__WORK TO COMPLETE__: Below is a block of records; reproduce all of them exactly and leave out any pictures.

[Collected data entries]
■ ■ ■
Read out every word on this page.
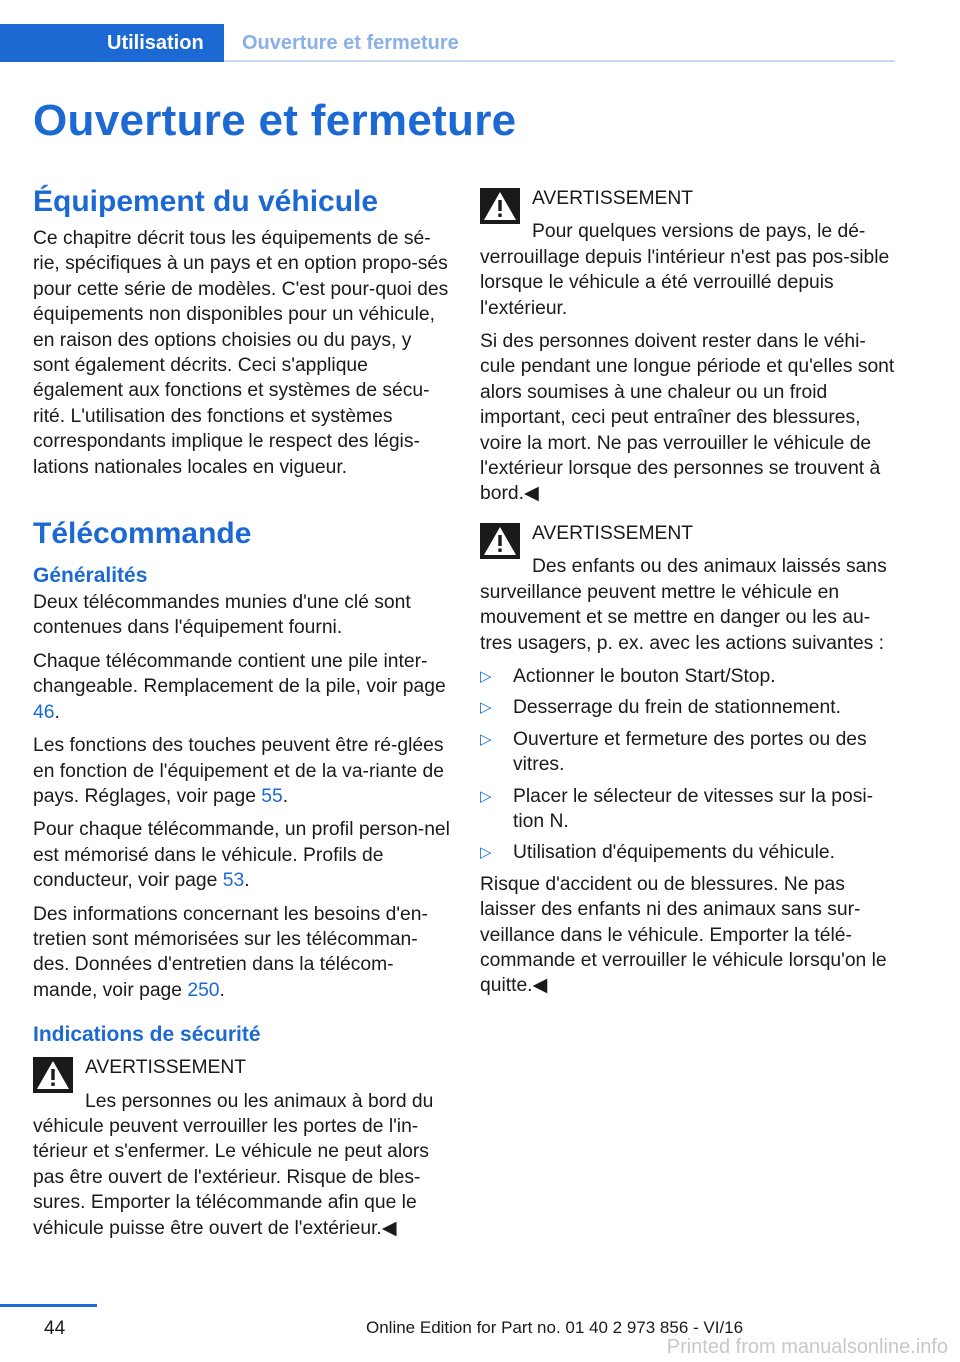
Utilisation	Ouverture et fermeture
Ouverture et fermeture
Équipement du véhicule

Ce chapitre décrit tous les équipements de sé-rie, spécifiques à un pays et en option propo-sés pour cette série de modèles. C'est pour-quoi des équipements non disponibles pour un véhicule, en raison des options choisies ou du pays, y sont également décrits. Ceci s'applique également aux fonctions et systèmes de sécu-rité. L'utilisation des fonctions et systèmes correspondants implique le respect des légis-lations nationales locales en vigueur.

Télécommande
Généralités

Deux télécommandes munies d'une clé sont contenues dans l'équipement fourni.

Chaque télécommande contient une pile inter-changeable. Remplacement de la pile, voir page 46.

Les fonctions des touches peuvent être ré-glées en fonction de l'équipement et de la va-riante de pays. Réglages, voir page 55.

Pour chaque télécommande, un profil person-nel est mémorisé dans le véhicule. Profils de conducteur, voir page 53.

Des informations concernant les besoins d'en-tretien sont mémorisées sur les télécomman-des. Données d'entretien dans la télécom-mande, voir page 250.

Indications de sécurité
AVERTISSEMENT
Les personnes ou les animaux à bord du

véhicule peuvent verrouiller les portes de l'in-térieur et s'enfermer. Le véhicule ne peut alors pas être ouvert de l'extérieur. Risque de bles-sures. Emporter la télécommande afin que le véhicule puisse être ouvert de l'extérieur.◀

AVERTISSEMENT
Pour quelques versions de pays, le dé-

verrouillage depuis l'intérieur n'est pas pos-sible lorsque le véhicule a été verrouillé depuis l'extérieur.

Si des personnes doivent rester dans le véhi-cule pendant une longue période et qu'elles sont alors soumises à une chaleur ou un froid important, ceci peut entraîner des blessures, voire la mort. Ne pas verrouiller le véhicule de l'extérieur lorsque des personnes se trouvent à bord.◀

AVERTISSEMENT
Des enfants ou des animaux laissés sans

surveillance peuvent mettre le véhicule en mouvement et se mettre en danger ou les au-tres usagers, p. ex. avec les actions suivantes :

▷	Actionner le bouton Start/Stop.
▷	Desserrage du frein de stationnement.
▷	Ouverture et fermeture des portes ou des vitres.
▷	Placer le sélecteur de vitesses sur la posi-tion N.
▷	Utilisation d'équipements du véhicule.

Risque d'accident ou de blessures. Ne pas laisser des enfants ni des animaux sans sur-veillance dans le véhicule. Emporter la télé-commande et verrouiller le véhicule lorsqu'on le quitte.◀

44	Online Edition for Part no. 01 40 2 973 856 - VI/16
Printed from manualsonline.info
■ ■ ■
__COMPLETE RESPONSE__:
Read out every word on this page.
Utilisation	Ouverture et fermeture
Ouverture et fermeture
Équipement du véhicule

Ce chapitre décrit tous les équipements de sé-rie, spécifiques à un pays et en option propo-sés pour cette série de modèles. C'est pour-quoi des équipements non disponibles pour un véhicule, en raison des options choisies ou du pays, y sont également décrits. Ceci s'applique également aux fonctions et systèmes de sécu-rité. L'utilisation des fonctions et systèmes correspondants implique le respect des légis-lations nationales locales en vigueur.

Télécommande
Généralités

Deux télécommandes munies d'une clé sont contenues dans l'équipement fourni.

Chaque télécommande contient une pile inter-changeable. Remplacement de la pile, voir page 46.

Les fonctions des touches peuvent être ré-glées en fonction de l'équipement et de la va-riante de pays. Réglages, voir page 55.

Pour chaque télécommande, un profil person-nel est mémorisé dans le véhicule. Profils de conducteur, voir page 53.

Des informations concernant les besoins d'en-tretien sont mémorisées sur les télécomman-des. Données d'entretien dans la télécom-mande, voir page 250.

Indications de sécurité
AVERTISSEMENT
Les personnes ou les animaux à bord du

véhicule peuvent verrouiller les portes de l'in-térieur et s'enfermer. Le véhicule ne peut alors pas être ouvert de l'extérieur. Risque de bles-sures. Emporter la télécommande afin que le véhicule puisse être ouvert de l'extérieur.◀

AVERTISSEMENT
Pour quelques versions de pays, le dé-

verrouillage depuis l'intérieur n'est pas pos-sible lorsque le véhicule a été verrouillé depuis l'extérieur.

Si des personnes doivent rester dans le véhi-cule pendant une longue période et qu'elles sont alors soumises à une chaleur ou un froid important, ceci peut entraîner des blessures, voire la mort. Ne pas verrouiller le véhicule de l'extérieur lorsque des personnes se trouvent à bord.◀

AVERTISSEMENT
Des enfants ou des animaux laissés sans

surveillance peuvent mettre le véhicule en mouvement et se mettre en danger ou les au-tres usagers, p. ex. avec les actions suivantes :

▷	Actionner le bouton Start/Stop.
▷	Desserrage du frein de stationnement.
▷	Ouverture et fermeture des portes ou des vitres.
▷	Placer le sélecteur de vitesses sur la posi-tion N.
▷	Utilisation d'équipements du véhicule.

Risque d'accident ou de blessures. Ne pas laisser des enfants ni des animaux sans sur-veillance dans le véhicule. Emporter la télé-commande et verrouiller le véhicule lorsqu'on le quitte.◀

44	Online Edition for Part no. 01 40 2 973 856 - VI/16
Printed from manualsonline.info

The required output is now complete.